• Your instructions
Read through the data and report every line in which the word "spans" occurs.

↓

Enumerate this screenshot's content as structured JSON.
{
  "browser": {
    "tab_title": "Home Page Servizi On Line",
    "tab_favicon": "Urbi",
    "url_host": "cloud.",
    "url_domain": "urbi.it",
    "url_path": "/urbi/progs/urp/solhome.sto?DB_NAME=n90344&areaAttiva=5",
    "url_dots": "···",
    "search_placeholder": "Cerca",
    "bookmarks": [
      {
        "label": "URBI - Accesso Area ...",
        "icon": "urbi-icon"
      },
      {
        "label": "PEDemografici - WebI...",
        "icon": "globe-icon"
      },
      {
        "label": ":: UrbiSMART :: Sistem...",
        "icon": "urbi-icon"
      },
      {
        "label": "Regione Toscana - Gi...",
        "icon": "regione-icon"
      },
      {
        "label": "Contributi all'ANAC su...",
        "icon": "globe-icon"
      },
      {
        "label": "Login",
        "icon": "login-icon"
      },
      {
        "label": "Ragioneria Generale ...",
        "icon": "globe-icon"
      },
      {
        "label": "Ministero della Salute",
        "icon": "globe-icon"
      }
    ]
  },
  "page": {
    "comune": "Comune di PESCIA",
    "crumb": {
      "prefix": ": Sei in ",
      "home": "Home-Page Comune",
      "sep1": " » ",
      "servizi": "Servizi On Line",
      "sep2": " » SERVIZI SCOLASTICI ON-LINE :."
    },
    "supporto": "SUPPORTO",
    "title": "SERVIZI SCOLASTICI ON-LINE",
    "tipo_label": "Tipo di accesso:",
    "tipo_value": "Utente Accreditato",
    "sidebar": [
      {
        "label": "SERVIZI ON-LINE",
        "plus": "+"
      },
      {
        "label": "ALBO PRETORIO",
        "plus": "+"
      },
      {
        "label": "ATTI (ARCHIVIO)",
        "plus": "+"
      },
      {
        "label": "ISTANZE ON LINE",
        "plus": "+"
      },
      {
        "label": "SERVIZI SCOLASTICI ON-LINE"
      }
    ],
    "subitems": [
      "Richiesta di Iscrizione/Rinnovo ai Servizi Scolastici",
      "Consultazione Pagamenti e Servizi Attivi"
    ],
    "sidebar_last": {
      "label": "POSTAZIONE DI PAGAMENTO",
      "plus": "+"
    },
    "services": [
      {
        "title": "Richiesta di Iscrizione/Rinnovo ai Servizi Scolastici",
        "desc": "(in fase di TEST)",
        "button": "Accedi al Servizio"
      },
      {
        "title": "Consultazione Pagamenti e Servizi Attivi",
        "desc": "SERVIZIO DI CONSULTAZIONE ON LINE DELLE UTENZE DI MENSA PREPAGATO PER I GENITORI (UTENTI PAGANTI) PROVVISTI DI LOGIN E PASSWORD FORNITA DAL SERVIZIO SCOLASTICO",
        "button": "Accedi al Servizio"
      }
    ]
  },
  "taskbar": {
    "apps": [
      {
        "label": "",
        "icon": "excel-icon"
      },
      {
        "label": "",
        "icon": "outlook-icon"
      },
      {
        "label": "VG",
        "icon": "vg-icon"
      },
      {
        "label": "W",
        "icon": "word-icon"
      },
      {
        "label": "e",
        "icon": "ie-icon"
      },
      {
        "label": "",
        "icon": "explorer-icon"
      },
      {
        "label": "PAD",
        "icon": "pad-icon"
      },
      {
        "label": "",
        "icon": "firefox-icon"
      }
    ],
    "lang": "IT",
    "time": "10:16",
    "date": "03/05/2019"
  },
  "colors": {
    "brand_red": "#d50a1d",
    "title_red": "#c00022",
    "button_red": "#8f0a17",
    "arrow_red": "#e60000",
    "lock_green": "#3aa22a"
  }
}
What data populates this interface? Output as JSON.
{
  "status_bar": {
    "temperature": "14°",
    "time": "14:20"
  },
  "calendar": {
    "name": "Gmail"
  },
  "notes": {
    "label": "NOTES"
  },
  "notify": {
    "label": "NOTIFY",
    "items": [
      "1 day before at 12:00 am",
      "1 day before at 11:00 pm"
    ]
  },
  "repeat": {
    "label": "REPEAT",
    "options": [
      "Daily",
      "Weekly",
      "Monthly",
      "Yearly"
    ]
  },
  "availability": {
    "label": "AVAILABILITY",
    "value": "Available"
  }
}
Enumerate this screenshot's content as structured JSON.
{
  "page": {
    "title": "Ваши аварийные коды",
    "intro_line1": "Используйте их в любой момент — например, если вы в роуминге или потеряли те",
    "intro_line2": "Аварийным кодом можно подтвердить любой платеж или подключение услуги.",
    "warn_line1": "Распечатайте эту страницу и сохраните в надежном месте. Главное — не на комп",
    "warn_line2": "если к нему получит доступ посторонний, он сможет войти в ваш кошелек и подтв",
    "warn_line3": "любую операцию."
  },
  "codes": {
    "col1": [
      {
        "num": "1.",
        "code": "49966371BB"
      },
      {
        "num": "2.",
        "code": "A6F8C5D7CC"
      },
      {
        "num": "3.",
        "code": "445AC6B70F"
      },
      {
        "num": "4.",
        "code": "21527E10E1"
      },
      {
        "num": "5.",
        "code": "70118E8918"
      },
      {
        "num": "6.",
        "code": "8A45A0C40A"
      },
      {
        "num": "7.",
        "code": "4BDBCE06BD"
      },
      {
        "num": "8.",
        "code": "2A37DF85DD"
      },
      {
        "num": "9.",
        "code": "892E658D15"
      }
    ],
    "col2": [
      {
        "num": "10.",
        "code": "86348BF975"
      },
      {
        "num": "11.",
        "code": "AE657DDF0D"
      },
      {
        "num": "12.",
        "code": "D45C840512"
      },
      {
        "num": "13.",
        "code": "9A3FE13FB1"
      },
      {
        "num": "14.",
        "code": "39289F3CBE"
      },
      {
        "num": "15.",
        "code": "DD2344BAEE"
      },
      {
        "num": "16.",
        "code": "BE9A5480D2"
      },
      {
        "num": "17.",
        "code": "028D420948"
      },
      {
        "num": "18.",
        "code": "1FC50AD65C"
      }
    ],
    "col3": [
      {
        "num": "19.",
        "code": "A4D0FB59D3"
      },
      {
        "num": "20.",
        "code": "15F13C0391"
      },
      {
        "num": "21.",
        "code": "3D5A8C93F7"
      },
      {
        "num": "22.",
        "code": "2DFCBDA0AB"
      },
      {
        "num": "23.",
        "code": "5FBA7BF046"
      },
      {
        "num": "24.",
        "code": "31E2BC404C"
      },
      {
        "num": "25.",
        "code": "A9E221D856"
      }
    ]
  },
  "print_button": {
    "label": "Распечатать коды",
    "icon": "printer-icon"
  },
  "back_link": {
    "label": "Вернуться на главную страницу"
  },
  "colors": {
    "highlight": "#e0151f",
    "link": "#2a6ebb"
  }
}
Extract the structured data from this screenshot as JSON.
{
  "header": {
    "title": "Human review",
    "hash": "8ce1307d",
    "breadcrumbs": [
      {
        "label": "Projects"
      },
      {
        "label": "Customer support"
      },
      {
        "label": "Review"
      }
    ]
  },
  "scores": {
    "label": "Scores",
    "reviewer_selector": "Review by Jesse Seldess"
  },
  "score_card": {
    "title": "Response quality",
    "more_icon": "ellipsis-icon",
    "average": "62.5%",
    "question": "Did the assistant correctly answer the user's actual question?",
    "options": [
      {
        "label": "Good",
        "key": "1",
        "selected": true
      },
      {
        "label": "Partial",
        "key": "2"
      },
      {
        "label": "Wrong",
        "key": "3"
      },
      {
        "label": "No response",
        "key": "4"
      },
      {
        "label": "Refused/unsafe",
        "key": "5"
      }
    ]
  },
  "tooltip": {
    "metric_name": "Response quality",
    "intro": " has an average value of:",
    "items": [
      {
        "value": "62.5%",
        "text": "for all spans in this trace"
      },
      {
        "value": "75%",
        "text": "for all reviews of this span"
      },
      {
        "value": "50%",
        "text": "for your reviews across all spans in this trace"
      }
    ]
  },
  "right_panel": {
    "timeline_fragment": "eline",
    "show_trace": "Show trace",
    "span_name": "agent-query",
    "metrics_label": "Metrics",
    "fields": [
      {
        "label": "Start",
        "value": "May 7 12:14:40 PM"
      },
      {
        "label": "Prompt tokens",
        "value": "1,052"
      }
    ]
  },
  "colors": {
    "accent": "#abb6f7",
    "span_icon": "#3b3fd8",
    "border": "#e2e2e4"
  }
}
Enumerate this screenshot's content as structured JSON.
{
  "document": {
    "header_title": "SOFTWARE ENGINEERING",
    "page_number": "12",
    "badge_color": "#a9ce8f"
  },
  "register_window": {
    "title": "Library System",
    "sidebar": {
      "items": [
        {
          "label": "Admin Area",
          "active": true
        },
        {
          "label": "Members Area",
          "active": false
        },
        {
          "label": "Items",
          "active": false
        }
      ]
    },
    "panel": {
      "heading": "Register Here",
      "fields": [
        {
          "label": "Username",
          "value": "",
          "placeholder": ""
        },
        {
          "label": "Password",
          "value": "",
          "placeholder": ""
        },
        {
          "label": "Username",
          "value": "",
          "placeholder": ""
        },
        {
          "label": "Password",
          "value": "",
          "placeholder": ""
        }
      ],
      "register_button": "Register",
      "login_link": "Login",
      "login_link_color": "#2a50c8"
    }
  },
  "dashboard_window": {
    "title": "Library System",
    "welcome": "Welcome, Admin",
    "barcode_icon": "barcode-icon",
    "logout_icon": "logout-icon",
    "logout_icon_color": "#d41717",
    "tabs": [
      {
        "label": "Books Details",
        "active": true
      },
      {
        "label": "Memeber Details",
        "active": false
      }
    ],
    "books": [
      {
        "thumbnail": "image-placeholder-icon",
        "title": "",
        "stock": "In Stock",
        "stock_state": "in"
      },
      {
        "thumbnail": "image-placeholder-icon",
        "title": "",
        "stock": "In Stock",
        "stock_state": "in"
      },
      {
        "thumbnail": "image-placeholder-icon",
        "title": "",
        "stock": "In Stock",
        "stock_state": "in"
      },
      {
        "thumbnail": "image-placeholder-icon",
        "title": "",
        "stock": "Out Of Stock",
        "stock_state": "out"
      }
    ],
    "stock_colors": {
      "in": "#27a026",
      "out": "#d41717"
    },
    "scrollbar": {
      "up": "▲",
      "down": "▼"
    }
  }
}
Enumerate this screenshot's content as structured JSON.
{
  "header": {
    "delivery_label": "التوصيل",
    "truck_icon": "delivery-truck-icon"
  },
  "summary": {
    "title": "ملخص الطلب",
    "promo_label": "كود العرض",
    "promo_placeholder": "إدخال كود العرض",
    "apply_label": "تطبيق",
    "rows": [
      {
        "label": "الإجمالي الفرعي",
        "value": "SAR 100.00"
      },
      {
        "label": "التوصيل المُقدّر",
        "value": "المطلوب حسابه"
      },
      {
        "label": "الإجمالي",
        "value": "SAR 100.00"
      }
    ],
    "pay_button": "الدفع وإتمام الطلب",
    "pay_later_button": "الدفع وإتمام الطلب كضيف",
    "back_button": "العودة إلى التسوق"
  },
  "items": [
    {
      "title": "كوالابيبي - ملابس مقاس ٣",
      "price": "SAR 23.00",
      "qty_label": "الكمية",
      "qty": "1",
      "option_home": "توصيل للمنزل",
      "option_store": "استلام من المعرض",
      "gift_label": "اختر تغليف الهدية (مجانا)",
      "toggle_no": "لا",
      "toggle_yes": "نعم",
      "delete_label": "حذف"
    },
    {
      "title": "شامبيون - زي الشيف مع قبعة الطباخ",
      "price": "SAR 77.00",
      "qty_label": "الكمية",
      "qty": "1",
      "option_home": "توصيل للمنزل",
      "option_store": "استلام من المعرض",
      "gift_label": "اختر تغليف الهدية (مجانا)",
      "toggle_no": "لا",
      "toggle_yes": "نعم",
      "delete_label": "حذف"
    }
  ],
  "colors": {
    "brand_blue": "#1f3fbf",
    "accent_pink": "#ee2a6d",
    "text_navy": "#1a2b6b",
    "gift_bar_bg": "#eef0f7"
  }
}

↑

• Answer for this exercise
        "text": "for all spans in this trace"
        "text": "for your reviews across all spans in this trace"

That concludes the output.